- [REQUIREMENTS] Check each line of the material. Copy those containing "title".

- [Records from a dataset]
▶
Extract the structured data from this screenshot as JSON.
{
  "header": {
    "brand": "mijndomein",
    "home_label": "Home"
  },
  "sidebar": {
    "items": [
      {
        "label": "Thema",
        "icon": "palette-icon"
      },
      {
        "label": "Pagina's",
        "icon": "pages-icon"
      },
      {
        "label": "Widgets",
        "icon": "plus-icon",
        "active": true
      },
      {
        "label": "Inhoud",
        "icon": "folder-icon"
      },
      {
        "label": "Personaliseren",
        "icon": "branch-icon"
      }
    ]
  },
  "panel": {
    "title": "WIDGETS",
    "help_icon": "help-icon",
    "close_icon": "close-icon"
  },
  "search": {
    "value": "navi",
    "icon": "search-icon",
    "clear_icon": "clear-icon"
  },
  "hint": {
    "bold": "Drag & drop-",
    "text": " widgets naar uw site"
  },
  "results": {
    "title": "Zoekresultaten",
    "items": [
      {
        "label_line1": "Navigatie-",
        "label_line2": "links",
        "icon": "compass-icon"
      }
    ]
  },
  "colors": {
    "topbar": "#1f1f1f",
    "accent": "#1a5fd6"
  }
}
◀
- [SOLUTION TO THE EXERCISE]
    "title": "WIDGETS",
    "title": "Zoekresultaten",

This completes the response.